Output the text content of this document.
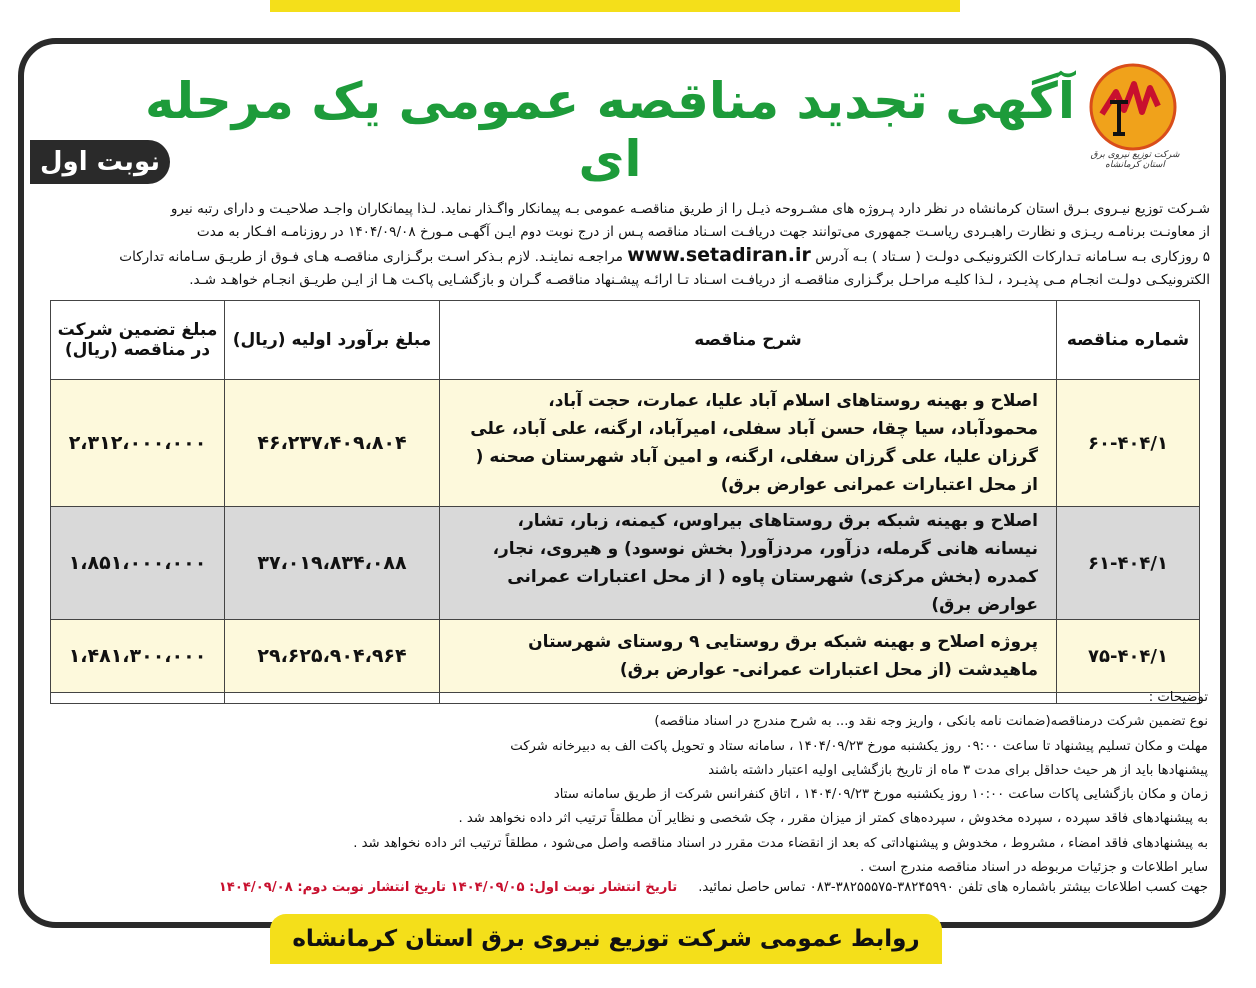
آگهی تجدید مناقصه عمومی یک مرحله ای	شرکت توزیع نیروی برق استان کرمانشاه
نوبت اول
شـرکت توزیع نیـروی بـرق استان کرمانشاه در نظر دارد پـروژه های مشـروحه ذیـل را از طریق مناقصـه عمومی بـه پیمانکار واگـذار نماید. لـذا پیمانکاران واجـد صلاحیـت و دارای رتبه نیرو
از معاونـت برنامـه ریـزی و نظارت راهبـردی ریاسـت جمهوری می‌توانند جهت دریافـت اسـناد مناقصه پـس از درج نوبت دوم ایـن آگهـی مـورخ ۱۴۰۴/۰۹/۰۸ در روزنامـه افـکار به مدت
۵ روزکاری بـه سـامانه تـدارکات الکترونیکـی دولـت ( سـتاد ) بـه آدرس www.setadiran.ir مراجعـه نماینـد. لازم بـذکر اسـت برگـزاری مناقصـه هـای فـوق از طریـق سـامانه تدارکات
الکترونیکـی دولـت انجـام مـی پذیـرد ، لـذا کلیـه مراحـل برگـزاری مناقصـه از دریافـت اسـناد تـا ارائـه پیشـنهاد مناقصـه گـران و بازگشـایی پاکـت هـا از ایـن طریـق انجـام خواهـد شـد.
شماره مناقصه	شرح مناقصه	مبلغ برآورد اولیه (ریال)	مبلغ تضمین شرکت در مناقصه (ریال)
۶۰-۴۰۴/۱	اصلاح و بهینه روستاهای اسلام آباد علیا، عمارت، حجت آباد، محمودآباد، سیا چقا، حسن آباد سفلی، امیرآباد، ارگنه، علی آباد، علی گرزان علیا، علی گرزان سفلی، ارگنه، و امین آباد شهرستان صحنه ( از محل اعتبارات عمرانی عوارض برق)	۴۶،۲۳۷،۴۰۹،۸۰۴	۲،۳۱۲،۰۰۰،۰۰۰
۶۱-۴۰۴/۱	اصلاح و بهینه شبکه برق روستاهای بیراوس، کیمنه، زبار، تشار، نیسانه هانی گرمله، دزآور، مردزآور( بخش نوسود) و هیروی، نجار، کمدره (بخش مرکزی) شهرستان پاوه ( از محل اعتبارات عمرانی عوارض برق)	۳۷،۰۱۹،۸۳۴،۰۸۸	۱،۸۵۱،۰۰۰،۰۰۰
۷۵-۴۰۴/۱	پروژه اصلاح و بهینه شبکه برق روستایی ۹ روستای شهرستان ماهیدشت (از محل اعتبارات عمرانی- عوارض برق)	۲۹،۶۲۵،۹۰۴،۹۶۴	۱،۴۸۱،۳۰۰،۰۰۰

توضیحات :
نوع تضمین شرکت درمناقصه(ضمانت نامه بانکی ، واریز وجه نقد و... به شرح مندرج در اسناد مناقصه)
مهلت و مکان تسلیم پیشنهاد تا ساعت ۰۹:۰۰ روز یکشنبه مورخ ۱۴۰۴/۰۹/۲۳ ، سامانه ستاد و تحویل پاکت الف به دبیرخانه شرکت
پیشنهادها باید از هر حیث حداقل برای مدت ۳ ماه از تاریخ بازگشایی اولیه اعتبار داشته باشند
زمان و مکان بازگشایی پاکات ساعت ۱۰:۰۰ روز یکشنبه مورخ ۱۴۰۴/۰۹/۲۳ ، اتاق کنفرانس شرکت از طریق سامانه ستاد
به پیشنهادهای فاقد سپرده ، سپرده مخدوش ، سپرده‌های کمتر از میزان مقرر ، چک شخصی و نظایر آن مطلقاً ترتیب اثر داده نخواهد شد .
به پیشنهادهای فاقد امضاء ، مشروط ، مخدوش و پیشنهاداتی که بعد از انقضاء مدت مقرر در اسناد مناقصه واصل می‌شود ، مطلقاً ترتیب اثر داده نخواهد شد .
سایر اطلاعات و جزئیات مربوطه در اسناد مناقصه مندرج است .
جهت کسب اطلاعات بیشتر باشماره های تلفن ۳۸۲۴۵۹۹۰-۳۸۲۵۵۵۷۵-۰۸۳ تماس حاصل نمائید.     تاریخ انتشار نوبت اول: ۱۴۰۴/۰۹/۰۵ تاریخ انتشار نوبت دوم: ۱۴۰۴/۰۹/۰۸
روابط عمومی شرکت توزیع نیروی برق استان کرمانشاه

-*-*-

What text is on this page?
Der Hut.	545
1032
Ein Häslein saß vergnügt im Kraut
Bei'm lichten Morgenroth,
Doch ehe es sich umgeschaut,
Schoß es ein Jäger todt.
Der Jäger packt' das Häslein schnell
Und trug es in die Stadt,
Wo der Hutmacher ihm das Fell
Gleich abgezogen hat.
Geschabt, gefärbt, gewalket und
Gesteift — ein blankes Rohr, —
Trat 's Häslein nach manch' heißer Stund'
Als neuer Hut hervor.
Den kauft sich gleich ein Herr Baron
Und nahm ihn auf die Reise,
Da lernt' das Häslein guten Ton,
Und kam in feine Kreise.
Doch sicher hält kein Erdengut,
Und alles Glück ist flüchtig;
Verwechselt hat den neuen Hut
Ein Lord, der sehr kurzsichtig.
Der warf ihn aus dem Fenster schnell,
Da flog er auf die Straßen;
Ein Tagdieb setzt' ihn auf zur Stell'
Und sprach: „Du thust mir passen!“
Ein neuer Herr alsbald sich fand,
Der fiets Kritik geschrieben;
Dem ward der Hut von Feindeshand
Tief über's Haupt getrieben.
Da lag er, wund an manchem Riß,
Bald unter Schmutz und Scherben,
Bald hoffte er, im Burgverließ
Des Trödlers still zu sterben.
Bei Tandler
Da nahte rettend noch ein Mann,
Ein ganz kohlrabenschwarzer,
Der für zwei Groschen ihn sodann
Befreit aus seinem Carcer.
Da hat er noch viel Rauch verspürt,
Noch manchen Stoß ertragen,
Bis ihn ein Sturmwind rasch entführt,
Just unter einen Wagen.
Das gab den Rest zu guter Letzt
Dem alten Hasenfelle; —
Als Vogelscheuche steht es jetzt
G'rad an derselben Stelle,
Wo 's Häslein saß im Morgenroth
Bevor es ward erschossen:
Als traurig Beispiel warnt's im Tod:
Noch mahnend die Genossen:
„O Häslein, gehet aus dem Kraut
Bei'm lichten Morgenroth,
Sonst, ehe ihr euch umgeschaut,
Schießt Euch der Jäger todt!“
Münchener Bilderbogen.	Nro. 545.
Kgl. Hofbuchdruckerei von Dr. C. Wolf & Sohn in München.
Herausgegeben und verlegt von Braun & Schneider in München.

-*-*-

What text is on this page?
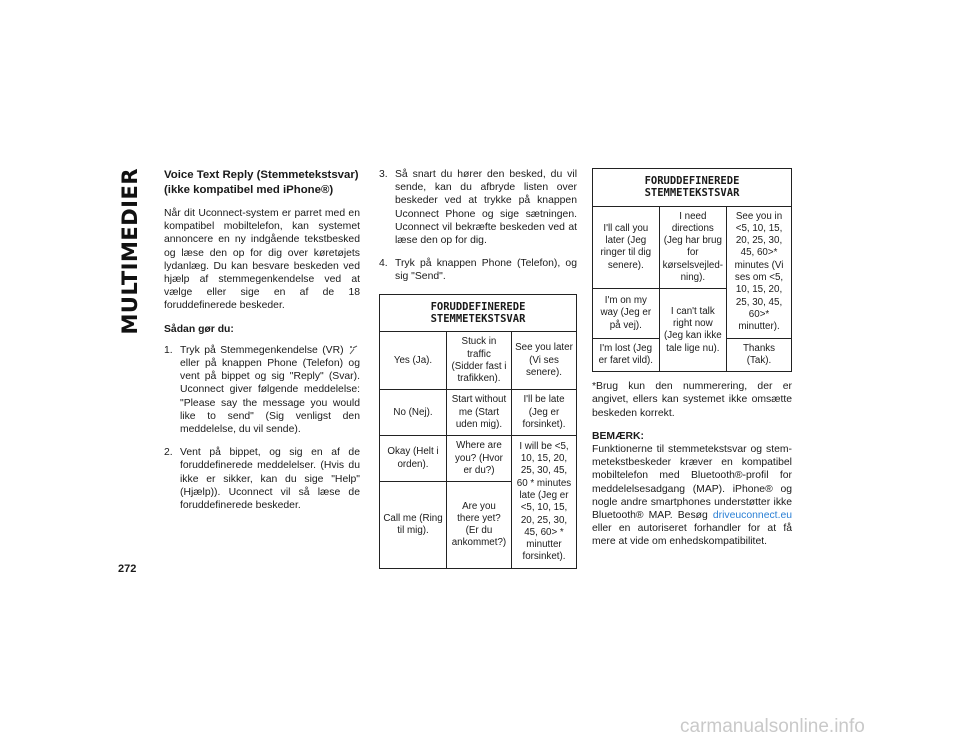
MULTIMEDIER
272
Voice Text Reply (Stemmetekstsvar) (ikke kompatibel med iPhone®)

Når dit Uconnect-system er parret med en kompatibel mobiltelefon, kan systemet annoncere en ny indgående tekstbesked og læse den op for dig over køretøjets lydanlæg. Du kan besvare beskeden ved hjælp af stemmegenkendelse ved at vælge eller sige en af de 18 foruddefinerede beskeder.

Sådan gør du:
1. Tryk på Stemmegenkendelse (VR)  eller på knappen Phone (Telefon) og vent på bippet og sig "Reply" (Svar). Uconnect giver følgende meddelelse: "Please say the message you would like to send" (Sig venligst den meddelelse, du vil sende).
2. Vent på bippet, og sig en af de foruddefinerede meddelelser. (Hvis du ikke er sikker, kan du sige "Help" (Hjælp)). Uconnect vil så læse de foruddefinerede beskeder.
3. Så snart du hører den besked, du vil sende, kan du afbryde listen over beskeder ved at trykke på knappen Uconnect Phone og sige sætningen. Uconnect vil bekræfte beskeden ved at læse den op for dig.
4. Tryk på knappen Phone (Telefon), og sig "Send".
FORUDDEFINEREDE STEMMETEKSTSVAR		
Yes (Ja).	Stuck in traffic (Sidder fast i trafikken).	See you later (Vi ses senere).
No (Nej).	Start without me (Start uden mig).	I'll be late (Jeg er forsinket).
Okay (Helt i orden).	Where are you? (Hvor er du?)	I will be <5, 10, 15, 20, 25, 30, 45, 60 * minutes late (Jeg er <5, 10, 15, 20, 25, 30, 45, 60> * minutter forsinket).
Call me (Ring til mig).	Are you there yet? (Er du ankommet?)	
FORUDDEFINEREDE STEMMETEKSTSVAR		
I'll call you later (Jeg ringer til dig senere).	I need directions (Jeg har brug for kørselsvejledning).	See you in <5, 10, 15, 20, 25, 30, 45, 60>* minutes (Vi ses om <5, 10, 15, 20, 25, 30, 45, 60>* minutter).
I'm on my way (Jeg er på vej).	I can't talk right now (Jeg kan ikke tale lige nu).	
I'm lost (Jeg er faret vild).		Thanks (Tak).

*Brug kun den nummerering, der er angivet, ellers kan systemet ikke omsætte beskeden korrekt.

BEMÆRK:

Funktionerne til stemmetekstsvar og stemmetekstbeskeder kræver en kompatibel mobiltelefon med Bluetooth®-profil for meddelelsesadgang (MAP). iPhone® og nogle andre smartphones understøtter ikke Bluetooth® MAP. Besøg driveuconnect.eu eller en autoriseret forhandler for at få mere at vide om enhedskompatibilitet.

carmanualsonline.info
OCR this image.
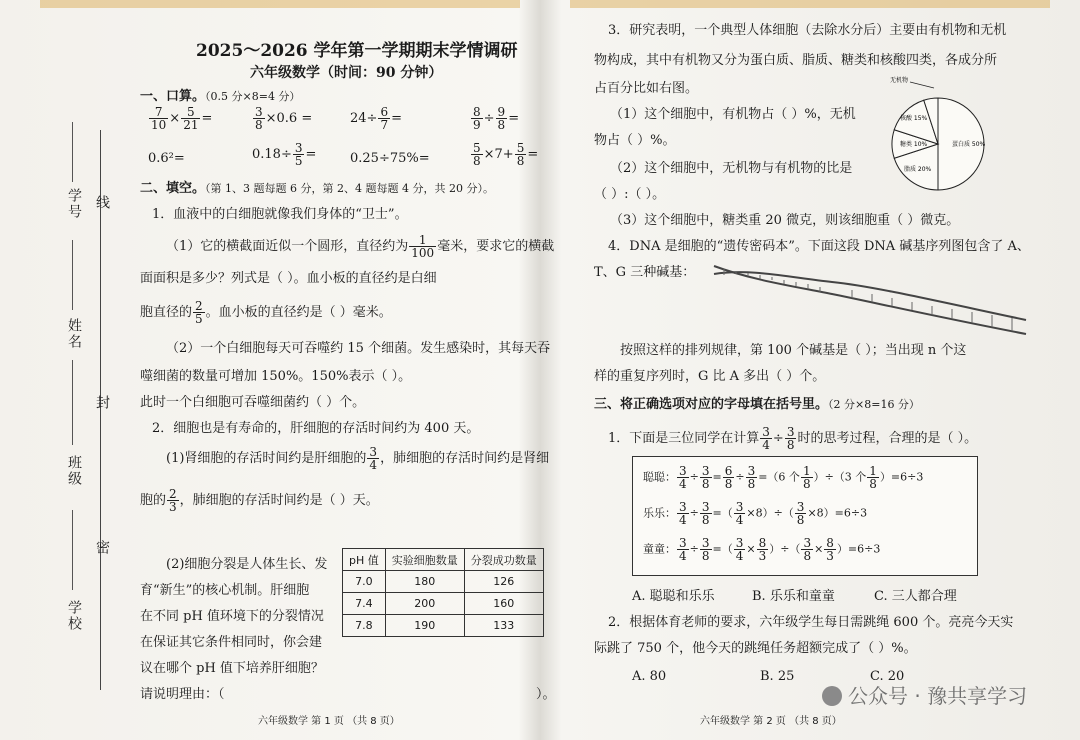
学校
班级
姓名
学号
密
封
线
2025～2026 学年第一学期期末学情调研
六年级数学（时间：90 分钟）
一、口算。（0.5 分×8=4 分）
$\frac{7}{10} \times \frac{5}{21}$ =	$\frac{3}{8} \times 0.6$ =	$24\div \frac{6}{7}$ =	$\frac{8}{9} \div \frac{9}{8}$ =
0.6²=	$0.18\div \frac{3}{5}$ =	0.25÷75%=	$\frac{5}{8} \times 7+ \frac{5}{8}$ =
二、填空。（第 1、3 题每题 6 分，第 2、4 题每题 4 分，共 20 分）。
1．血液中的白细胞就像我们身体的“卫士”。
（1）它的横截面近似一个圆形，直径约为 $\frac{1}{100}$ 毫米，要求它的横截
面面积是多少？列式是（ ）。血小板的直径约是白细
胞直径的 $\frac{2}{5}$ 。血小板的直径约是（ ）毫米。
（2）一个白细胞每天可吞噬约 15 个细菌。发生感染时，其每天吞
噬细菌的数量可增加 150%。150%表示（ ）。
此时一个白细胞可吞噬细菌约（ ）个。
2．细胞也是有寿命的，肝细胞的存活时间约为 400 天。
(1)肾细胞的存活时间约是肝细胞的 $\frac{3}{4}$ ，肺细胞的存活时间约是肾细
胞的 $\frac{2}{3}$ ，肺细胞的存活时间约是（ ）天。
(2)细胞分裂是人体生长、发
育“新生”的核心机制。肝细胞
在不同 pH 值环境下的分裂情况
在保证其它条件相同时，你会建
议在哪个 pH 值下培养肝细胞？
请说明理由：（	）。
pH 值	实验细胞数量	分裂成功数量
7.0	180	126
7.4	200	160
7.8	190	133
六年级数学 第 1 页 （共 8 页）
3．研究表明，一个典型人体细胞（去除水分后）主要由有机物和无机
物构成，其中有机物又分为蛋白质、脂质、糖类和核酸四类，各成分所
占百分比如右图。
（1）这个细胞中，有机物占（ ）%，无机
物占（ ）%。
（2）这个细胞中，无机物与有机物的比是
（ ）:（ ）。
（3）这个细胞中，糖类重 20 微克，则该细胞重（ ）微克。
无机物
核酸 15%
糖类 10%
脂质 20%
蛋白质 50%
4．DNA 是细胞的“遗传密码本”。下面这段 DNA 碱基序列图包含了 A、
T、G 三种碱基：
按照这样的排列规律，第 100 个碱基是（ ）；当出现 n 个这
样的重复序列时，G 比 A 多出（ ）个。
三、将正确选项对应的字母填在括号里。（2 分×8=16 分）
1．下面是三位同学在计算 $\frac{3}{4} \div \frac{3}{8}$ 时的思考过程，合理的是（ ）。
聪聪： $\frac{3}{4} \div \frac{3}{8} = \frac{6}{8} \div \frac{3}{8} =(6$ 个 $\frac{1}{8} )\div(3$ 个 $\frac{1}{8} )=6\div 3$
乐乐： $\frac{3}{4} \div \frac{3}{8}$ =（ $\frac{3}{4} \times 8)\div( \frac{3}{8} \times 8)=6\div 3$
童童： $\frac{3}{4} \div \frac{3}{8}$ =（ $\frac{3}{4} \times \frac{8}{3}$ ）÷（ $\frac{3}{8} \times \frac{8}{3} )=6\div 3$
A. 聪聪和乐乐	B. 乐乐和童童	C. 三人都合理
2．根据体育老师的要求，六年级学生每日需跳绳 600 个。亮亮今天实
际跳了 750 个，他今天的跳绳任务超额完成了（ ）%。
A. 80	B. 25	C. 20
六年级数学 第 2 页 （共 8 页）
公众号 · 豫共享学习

-*-*-

[PROBLEM TO SOLVE]
Check each line of the entries above, and show every one holding the word "یکشنبه".

[REPLY]
مهلت و مکان تسلیم پیشنهاد تا ساعت ۰۹:۰۰ روز یکشنبه مورخ ۱۴۰۴/۰۹/۲۳ ، سامانه ستاد و تحویل پاکت الف به دبیرخانه شرکت
زمان و مکان بازگشایی پاکات ساعت ۱۰:۰۰ روز یکشنبه مورخ ۱۴۰۴/۰۹/۲۳ ، اتاق کنفرانس شرکت از طریق سامانه ستاد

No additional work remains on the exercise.